▸ GIVEN INFORMATION:

==========

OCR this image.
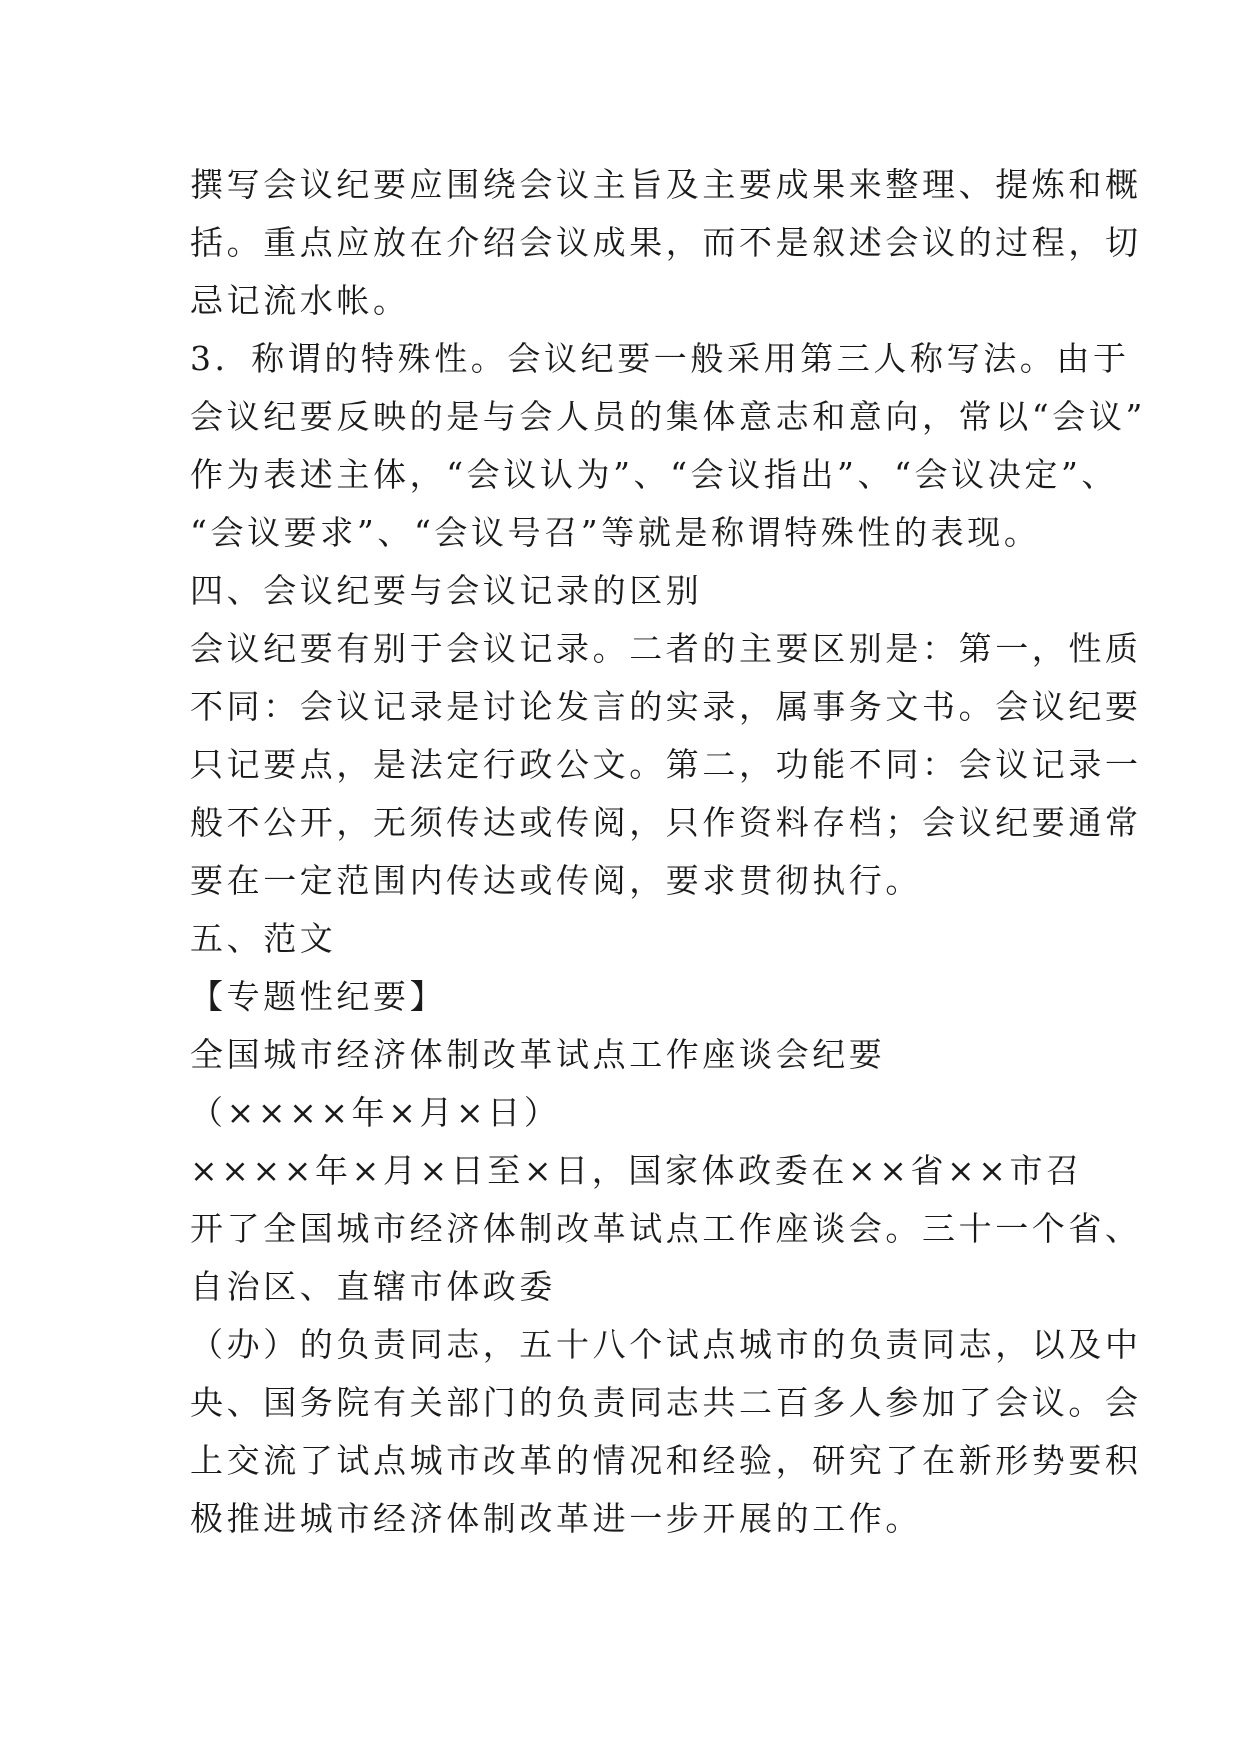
撰写会议纪要应围绕会议主旨及主要成果来整理、提炼和概
括。重点应放在介绍会议成果，而不是叙述会议的过程，切
忌记流水帐。
3．称谓的特殊性。会议纪要一般采用第三人称写法。由于
会议纪要反映的是与会人员的集体意志和意向，常以“会议”
作为表述主体，“会议认为”、“会议指出”、“会议决定”、
“会议要求”、“会议号召”等就是称谓特殊性的表现。
四、会议纪要与会议记录的区别
会议纪要有别于会议记录。二者的主要区别是：第一，性质
不同：会议记录是讨论发言的实录，属事务文书。会议纪要
只记要点，是法定行政公文。第二，功能不同：会议记录一
般不公开，无须传达或传阅，只作资料存档；会议纪要通常
要在一定范围内传达或传阅，要求贯彻执行。
五、范文
【专题性纪要】
全国城市经济体制改革试点工作座谈会纪要
（××××年×月×日）
××××年×月×日至×日，国家体政委在××省××市召
开了全国城市经济体制改革试点工作座谈会。三十一个省、
自治区、直辖市体政委
（办）的负责同志，五十八个试点城市的负责同志，以及中
央、国务院有关部门的负责同志共二百多人参加了会议。会
上交流了试点城市改革的情况和经验，研究了在新形势要积
极推进城市经济体制改革进一步开展的工作。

==========

▸ REQUIREMENT:
Repeat the records in full, exactly as they appear, without the pictures.

▸ SOLUTION TO THE PROBLEM:
OCR this image.
撰写会议纪要应围绕会议主旨及主要成果来整理、提炼和概
括。重点应放在介绍会议成果，而不是叙述会议的过程，切
忌记流水帐。
3．称谓的特殊性。会议纪要一般采用第三人称写法。由于
会议纪要反映的是与会人员的集体意志和意向，常以“会议”
作为表述主体，“会议认为”、“会议指出”、“会议决定”、
“会议要求”、“会议号召”等就是称谓特殊性的表现。
四、会议纪要与会议记录的区别
会议纪要有别于会议记录。二者的主要区别是：第一，性质
不同：会议记录是讨论发言的实录，属事务文书。会议纪要
只记要点，是法定行政公文。第二，功能不同：会议记录一
般不公开，无须传达或传阅，只作资料存档；会议纪要通常
要在一定范围内传达或传阅，要求贯彻执行。
五、范文
【专题性纪要】
全国城市经济体制改革试点工作座谈会纪要
（××××年×月×日）
××××年×月×日至×日，国家体政委在××省××市召
开了全国城市经济体制改革试点工作座谈会。三十一个省、
自治区、直辖市体政委
（办）的负责同志，五十八个试点城市的负责同志，以及中
央、国务院有关部门的负责同志共二百多人参加了会议。会
上交流了试点城市改革的情况和经验，研究了在新形势要积
极推进城市经济体制改革进一步开展的工作。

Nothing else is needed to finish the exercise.